Direction —
Every line must be returned precisely as it is written.

Given records —
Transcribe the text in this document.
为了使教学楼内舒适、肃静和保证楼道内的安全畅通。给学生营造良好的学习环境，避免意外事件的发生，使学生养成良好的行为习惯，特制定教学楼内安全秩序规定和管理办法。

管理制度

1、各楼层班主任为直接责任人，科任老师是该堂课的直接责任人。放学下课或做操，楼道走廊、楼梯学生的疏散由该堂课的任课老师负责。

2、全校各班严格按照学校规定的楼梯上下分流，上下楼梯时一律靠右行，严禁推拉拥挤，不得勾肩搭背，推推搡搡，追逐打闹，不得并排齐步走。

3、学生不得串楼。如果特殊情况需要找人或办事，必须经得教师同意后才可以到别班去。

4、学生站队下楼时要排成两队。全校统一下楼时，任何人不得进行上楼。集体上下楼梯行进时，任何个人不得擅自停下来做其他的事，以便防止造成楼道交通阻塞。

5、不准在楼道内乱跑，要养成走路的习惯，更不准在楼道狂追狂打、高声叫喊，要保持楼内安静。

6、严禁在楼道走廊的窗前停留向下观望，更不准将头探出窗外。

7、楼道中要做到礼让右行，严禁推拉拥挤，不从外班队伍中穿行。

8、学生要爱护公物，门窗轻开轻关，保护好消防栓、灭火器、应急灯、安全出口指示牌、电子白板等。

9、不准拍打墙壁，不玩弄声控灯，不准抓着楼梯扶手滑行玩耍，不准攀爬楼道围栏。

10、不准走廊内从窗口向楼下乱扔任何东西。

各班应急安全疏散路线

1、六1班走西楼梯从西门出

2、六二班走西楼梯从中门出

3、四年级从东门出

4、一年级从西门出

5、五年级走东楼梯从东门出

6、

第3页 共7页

Task response —
Transcribe the text in this document.
为了使教学楼内舒适、肃静和保证楼道内的安全畅通。给学生营造良好的学习环境，避免意外事件的发生，使学生养成良好的行为习惯，特制定教学楼内安全秩序规定和管理办法。

管理制度

1、各楼层班主任为直接责任人，科任老师是该堂课的直接责任人。放学下课或做操，楼道走廊、楼梯学生的疏散由该堂课的任课老师负责。

2、全校各班严格按照学校规定的楼梯上下分流，上下楼梯时一律靠右行，严禁推拉拥挤，不得勾肩搭背，推推搡搡，追逐打闹，不得并排齐步走。

3、学生不得串楼。如果特殊情况需要找人或办事，必须经得教师同意后才可以到别班去。

4、学生站队下楼时要排成两队。全校统一下楼时，任何人不得进行上楼。集体上下楼梯行进时，任何个人不得擅自停下来做其他的事，以便防止造成楼道交通阻塞。

5、不准在楼道内乱跑，要养成走路的习惯，更不准在楼道狂追狂打、高声叫喊，要保持楼内安静。

6、严禁在楼道走廊的窗前停留向下观望，更不准将头探出窗外。

7、楼道中要做到礼让右行，严禁推拉拥挤，不从外班队伍中穿行。

8、学生要爱护公物，门窗轻开轻关，保护好消防栓、灭火器、应急灯、安全出口指示牌、电子白板等。

9、不准拍打墙壁，不玩弄声控灯，不准抓着楼梯扶手滑行玩耍，不准攀爬楼道围栏。

10、不准走廊内从窗口向楼下乱扔任何东西。

各班应急安全疏散路线

1、六1班走西楼梯从西门出

2、六二班走西楼梯从中门出

3、四年级从东门出

4、一年级从西门出

5、五年级走东楼梯从东门出

6、

第3页 共7页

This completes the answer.